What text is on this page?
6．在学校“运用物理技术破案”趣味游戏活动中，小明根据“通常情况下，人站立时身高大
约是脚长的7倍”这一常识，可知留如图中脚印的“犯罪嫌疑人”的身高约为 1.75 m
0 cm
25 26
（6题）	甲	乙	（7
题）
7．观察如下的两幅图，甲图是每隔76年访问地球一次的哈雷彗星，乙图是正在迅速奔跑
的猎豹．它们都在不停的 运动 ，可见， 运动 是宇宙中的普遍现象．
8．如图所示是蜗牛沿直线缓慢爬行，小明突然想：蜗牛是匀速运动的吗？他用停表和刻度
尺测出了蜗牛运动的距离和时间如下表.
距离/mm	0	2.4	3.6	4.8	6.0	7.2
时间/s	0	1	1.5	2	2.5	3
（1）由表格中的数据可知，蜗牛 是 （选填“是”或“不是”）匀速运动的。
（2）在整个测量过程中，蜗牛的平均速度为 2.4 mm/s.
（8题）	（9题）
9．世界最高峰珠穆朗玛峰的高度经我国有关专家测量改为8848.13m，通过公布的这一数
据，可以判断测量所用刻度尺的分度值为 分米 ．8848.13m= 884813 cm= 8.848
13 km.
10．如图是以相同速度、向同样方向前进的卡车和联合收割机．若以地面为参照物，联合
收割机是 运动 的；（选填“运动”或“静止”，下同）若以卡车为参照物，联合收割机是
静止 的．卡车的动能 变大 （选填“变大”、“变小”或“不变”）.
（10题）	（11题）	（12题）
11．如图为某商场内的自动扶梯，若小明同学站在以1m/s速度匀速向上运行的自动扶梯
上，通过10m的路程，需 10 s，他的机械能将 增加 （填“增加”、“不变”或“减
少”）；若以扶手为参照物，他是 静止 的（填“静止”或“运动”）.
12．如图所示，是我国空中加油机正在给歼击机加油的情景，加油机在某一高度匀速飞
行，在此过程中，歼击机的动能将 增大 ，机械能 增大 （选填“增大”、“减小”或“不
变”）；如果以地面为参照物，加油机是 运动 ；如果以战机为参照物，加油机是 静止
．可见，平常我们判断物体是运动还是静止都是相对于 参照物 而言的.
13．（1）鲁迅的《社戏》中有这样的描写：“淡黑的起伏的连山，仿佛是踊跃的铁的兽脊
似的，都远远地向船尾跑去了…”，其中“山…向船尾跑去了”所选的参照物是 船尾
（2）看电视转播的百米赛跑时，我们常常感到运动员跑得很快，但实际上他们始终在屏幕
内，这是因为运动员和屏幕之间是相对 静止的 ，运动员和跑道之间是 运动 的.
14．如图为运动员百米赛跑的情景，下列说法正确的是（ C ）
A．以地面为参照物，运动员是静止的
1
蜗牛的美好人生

TASK - Your task is to return the full listing exactly as it was given.

OUTPUT FOR THIS TASK -
What text is on this page?
6．在学校“运用物理技术破案”趣味游戏活动中，小明根据“通常情况下，人站立时身高大
约是脚长的7倍”这一常识，可知留如图中脚印的“犯罪嫌疑人”的身高约为 1.75 m
0 cm
25 26
（6题）	甲	乙	（7
题）
7．观察如下的两幅图，甲图是每隔76年访问地球一次的哈雷彗星，乙图是正在迅速奔跑
的猎豹．它们都在不停的 运动 ，可见， 运动 是宇宙中的普遍现象．
8．如图所示是蜗牛沿直线缓慢爬行，小明突然想：蜗牛是匀速运动的吗？他用停表和刻度
尺测出了蜗牛运动的距离和时间如下表.
距离/mm	0	2.4	3.6	4.8	6.0	7.2
时间/s	0	1	1.5	2	2.5	3
（1）由表格中的数据可知，蜗牛 是 （选填“是”或“不是”）匀速运动的。
（2）在整个测量过程中，蜗牛的平均速度为 2.4 mm/s.
（8题）	（9题）
9．世界最高峰珠穆朗玛峰的高度经我国有关专家测量改为8848.13m，通过公布的这一数
据，可以判断测量所用刻度尺的分度值为 分米 ．8848.13m= 884813 cm= 8.848
13 km.
10．如图是以相同速度、向同样方向前进的卡车和联合收割机．若以地面为参照物，联合
收割机是 运动 的；（选填“运动”或“静止”，下同）若以卡车为参照物，联合收割机是
静止 的．卡车的动能 变大 （选填“变大”、“变小”或“不变”）.
（10题）	（11题）	（12题）
11．如图为某商场内的自动扶梯，若小明同学站在以1m/s速度匀速向上运行的自动扶梯
上，通过10m的路程，需 10 s，他的机械能将 增加 （填“增加”、“不变”或“减
少”）；若以扶手为参照物，他是 静止 的（填“静止”或“运动”）.
12．如图所示，是我国空中加油机正在给歼击机加油的情景，加油机在某一高度匀速飞
行，在此过程中，歼击机的动能将 增大 ，机械能 增大 （选填“增大”、“减小”或“不
变”）；如果以地面为参照物，加油机是 运动 ；如果以战机为参照物，加油机是 静止
．可见，平常我们判断物体是运动还是静止都是相对于 参照物 而言的.
13．（1）鲁迅的《社戏》中有这样的描写：“淡黑的起伏的连山，仿佛是踊跃的铁的兽脊
似的，都远远地向船尾跑去了…”，其中“山…向船尾跑去了”所选的参照物是 船尾
（2）看电视转播的百米赛跑时，我们常常感到运动员跑得很快，但实际上他们始终在屏幕
内，这是因为运动员和屏幕之间是相对 静止的 ，运动员和跑道之间是 运动 的.
14．如图为运动员百米赛跑的情景，下列说法正确的是（ C ）
A．以地面为参照物，运动员是静止的
1
蜗牛的美好人生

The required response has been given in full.